Happy 2016, everyone! Welcome to a new year, one full of possibility both bright and dark. I’m currently reading John Crowley’s famous Little, Big, and enjoying it so much that I decided to theme this month’s post similarly (though, as always, with a bit more horror). So, here we are. Let’s talk about fairies.

Even if they aren’t versed in old Fae mythology,  most people know that not all pixies acted like Tinkerbell. Characters like Puck from Midsummer Night’s Dream remind us that there were more frightening imps than she; yet most depictions barely scratch the surface of just how bad those counterparts could be. Our monster this month will help us dig deeper.

As early as three thousand years ago, Irish and Scottish peasants looked up with fright as the sun went down. Retreating from the open sky, they hid in their houses–barred them shut–, and if they heard a gentle knocking at their door or scratching at their window, closed their eyes and prayed they would survive the night. The feared creatures flew in from the west on leathery wings, huge flocks (or murders) on the Great Hunt. They were the darkest and most terrible of the fairies, and then, after the advent of Christianity, sinners too vile even for hell. They were the Sluagh, (pronounced SLOO-AH), and if you just experimented with that word aloud, congratulations! You’ve called them to you.

Cursed never to walk the earth, they’ll swarm, screaming,  through the sky. Once they were human. Now they are little more than winged skeletons, with loose, flapping skin; a few wisps of hair; long, claw-like hands; and a mouth described variously as beak-like, with gnarled protruding teeth or a gasping, toothless, sucking pit.  If you never go outside after dark for the rest of your life, maybe you’ll make it. But if they find you, the only way to save yourself is to put someone else in their path. Who would take your place? The Sluagh will loom over you, shadow stretching over your heart, obscuring your eyes. You’ll hear a soft whispering, and then feel a terrible pull as your immortal soul is torn from your body. Once they have you, you are doomed to fly with them for the rest of eternity, just as anguished, and just as feared.

Does that thought depress you? Be careful not to give yourself too much to despair, because that will call them, too.

Given records:
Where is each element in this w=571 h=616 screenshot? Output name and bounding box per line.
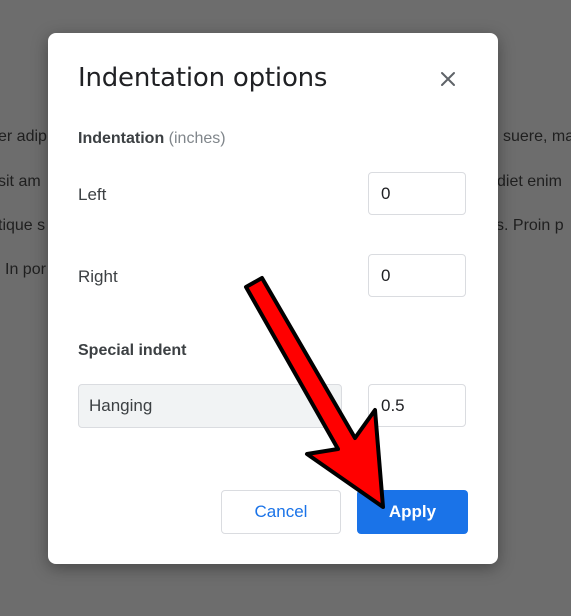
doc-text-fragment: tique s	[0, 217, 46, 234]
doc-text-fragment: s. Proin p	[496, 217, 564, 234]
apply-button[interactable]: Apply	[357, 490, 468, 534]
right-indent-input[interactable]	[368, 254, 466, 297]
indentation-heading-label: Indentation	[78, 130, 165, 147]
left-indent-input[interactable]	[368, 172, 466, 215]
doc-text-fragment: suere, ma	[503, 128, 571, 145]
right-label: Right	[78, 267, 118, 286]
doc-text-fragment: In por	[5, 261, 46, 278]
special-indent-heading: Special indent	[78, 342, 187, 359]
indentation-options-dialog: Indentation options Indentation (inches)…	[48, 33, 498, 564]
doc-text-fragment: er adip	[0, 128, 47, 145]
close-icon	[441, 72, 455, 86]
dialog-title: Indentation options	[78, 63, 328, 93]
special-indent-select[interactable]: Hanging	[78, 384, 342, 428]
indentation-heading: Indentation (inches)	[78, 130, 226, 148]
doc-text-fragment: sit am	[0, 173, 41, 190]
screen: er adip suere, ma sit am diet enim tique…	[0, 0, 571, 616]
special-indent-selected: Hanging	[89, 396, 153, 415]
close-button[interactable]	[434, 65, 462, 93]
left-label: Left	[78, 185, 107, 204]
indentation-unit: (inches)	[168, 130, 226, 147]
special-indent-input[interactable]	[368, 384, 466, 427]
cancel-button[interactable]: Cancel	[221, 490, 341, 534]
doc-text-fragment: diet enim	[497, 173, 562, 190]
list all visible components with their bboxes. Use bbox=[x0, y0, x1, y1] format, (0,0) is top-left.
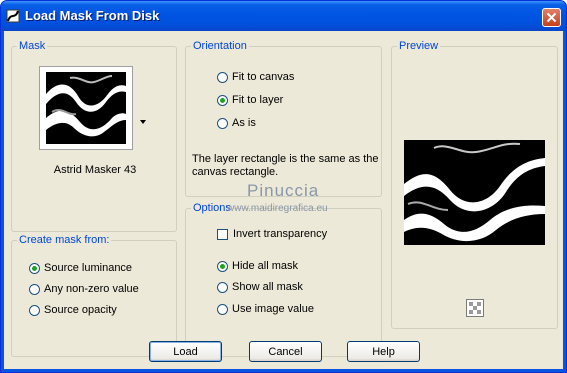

* * *

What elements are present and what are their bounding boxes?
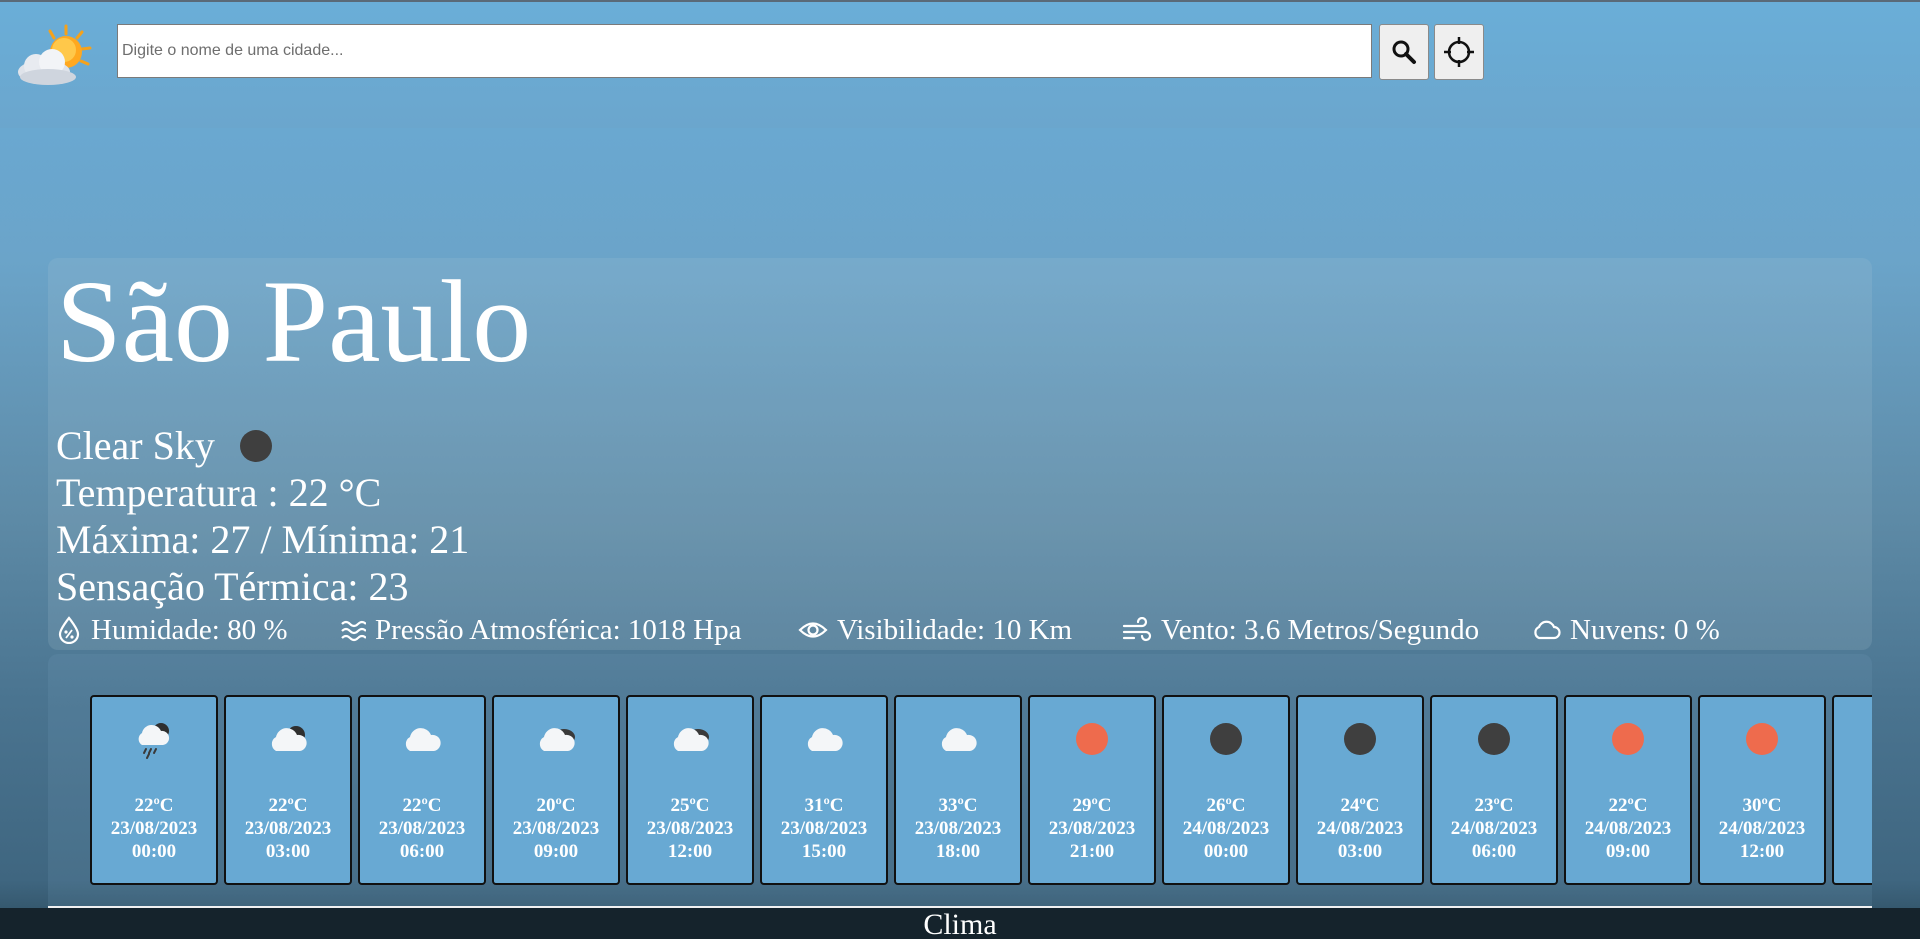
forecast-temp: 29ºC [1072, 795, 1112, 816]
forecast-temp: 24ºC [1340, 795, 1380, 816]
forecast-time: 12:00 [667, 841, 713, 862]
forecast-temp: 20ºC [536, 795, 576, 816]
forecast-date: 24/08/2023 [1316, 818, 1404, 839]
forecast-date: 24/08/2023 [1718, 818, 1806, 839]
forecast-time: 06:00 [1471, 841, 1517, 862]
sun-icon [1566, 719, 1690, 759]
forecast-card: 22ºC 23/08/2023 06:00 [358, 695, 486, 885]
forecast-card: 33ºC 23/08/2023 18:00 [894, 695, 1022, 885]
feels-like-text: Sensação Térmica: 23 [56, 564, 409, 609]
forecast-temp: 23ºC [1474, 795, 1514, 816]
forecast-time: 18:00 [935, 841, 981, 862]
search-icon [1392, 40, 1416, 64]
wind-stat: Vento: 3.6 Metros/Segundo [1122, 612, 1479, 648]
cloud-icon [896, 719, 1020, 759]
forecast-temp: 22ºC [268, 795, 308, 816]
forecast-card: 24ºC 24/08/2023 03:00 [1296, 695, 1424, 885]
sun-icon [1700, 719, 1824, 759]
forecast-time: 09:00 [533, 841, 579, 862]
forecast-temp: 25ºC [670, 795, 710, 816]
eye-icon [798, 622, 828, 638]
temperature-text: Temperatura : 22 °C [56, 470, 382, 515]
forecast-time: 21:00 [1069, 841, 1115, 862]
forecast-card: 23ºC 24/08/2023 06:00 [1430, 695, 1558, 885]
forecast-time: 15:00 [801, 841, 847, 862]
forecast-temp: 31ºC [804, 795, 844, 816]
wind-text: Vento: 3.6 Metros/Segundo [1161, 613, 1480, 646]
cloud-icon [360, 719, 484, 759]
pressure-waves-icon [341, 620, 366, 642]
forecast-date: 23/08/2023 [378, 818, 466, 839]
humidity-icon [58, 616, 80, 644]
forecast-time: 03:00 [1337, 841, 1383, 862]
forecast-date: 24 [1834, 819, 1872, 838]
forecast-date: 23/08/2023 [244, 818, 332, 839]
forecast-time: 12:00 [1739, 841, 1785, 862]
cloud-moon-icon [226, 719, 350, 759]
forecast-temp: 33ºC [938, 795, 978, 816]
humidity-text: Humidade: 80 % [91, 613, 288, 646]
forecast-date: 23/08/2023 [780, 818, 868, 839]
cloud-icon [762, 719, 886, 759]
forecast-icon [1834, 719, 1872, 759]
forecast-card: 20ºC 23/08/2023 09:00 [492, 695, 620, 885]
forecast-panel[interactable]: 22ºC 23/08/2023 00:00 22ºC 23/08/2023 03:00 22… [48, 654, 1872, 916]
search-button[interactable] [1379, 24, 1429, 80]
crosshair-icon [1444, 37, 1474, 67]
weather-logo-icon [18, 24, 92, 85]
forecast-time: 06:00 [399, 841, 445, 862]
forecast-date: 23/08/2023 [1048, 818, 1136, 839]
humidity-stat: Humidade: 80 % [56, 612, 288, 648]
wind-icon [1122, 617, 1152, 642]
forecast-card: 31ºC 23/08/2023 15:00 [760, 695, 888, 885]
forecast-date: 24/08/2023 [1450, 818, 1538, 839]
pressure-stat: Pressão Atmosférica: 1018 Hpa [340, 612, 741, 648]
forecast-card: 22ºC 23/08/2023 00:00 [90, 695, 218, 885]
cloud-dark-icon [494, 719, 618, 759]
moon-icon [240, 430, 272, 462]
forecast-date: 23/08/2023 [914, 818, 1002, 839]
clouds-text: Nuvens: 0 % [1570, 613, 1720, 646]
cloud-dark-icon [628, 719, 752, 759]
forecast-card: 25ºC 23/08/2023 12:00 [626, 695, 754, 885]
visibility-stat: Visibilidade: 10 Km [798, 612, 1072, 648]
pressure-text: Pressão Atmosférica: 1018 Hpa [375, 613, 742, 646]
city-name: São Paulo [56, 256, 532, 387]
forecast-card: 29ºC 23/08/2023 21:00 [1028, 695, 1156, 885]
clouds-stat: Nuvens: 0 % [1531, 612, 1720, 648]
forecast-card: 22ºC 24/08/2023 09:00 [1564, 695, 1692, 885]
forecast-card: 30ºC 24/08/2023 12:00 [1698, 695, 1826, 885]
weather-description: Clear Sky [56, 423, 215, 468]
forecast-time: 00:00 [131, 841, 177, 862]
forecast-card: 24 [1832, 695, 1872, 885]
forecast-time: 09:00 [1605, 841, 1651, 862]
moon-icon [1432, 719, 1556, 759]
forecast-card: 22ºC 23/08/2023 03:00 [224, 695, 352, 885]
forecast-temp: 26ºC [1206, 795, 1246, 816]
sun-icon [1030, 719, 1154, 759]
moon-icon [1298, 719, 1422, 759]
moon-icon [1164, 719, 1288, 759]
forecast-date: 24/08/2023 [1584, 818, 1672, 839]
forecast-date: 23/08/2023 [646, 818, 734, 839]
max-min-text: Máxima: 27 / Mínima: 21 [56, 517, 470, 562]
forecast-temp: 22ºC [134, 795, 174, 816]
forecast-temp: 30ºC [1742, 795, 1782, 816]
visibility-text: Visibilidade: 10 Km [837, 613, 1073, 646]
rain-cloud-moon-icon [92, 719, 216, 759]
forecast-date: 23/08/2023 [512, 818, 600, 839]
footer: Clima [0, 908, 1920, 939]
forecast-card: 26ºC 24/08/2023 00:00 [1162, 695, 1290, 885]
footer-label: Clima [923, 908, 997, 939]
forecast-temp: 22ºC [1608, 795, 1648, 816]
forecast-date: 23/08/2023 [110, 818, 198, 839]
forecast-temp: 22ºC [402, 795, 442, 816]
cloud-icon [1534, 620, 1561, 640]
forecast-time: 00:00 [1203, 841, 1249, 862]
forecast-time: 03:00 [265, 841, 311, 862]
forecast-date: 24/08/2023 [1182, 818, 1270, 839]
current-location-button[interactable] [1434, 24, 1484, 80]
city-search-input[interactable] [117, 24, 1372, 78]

Directions:
1. List the features the Sluagh post gives after calling the creatures "little more than winged skeletons."
2. In the Sluagh post, from which direction do the creatures fly in?
3. Pick up the post about the Sluagh after its last sentence and keep writing.
The records were taken from a different source than the Sluagh post.

Responses to the tasks:
1. Loose, flapping skin; a few wisps of hair; long, claw-like hands; and a mouth described as beak-like, with gnarled protruding teeth, or as a gasping, toothless, sucking pit.

2. From the west.

3.
Even on nights when they weren’t hunting some idiot, the Sluagh would fly out in search of souls, blotting out the stars and appearing, from afar, like an enormous, pulsing flock of birds. They targeted people on the brink of death, victims who had yet to be given their last rites who would find their soul stolen before the priest could deliver the words. The dying were far easier targets than those still healthy, but if some errant soul were out for a night walk, he would do as well. Dark copper birds followed the flock, ruining crops and killing animals with their poisonous breath. Hell hounds, too, stayed at their heels, replacing sleeping babies with monsters and wreaking havoc.

If you listened closely, you might sometimes hear the Sluagh advancing and retreating as they fought their battles in the sky. Afterwards, in the cold light of morning, you might find their dark bloodstains on rocky meadow floors. If you saw the flock itself, some said, death would visit within a year. Others warned that the Sluagh could control men’s minds, using them as puppets and making them fight like dogs.

It was best, people decided, to just stay inside after dark. To bar the windows, especially on the west side of the house.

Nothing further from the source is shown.